* _WORK TO BE COMPLETED_
Pull out every line with the word "Luật" from the entries below.

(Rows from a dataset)
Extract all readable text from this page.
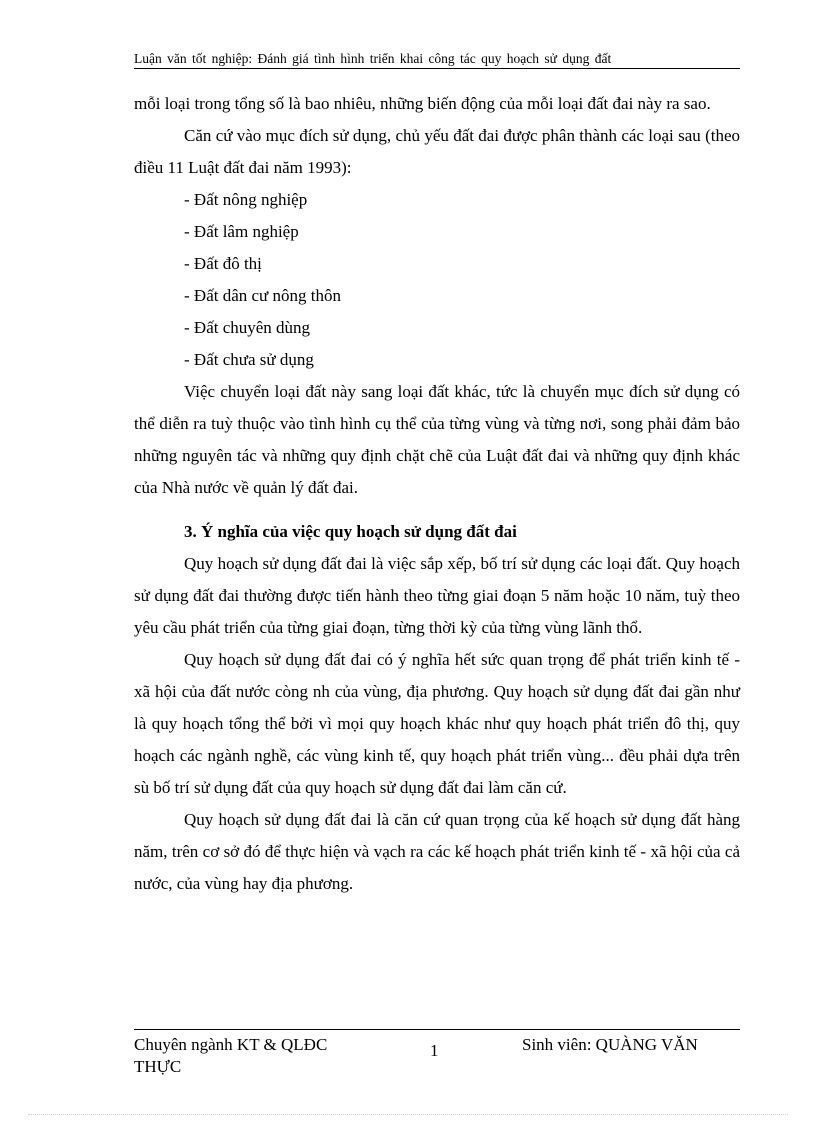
Luận văn tốt nghiệp: Đánh giá tình hình triển khai công tác quy hoạch sử dụng đất

mỗi loại trong tổng số là bao nhiêu, những biến động của mỗi loại đất đai này ra sao.

Căn cứ vào mục đích sử dụng, chủ yếu đất đai được phân thành các loại sau (theo điều 11 Luật đất đai năm 1993):

- Đất nông nghiệp

- Đất lâm nghiệp

- Đất đô thị

- Đất dân cư nông thôn

- Đất chuyên dùng

- Đất chưa sử dụng

Việc chuyển loại đất này sang loại đất khác, tức là chuyển mục đích sử dụng có thể diễn ra tuỳ thuộc vào tình hình cụ thể của từng vùng và từng nơi, song phải đảm bảo những nguyên tác và những quy định chặt chẽ của Luật đất đai và những quy định khác của Nhà nước về quản lý đất đai.

3. Ý nghĩa của việc quy hoạch sử dụng đất đai

Quy hoạch sử dụng đất đai là việc sắp xếp, bố trí sử dụng các loại đất. Quy hoạch sử dụng đất đai thường được tiến hành theo từng giai đoạn 5 năm hoặc 10 năm, tuỳ theo yêu cầu phát triển của từng giai đoạn, từng thời kỳ của từng vùng lãnh thổ.

Quy hoạch sử dụng đất đai có ý nghĩa hết sức quan trọng để phát triển kinh tế - xã hội của đất nước còng nh của vùng, địa phương. Quy hoạch sử dụng đất đai gần như là quy hoạch tổng thể bởi vì mọi quy hoạch khác như quy hoạch phát triển đô thị, quy hoạch các ngành nghề, các vùng kinh tế, quy hoạch phát triển vùng... đều phải dựa trên sù bố trí sử dụng đất của quy hoạch sử dụng đất đai làm căn cứ.

Quy hoạch sử dụng đất đai là căn cứ quan trọng của kế hoạch sử dụng đất hàng năm, trên cơ sở đó để thực hiện và vạch ra các kế hoạch phát triển kinh tế - xã hội của cả nước, của vùng hay địa phương.

Chuyên ngành KT & QLĐC THỰC
1	Sinh viên: QUÀNG VĂN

* _THE ANSWER_
Căn cứ vào mục đích sử dụng, chủ yếu đất đai được phân thành các loại sau (theo điều 11 Luật đất đai năm 1993):
Việc chuyển loại đất này sang loại đất khác, tức là chuyển mục đích sử dụng có thể diễn ra tuỳ thuộc vào tình hình cụ thể của từng vùng và từng nơi, song phải đảm bảo những nguyên tác và những quy định chặt chẽ của Luật đất đai và những quy định khác của Nhà nước về quản lý đất đai.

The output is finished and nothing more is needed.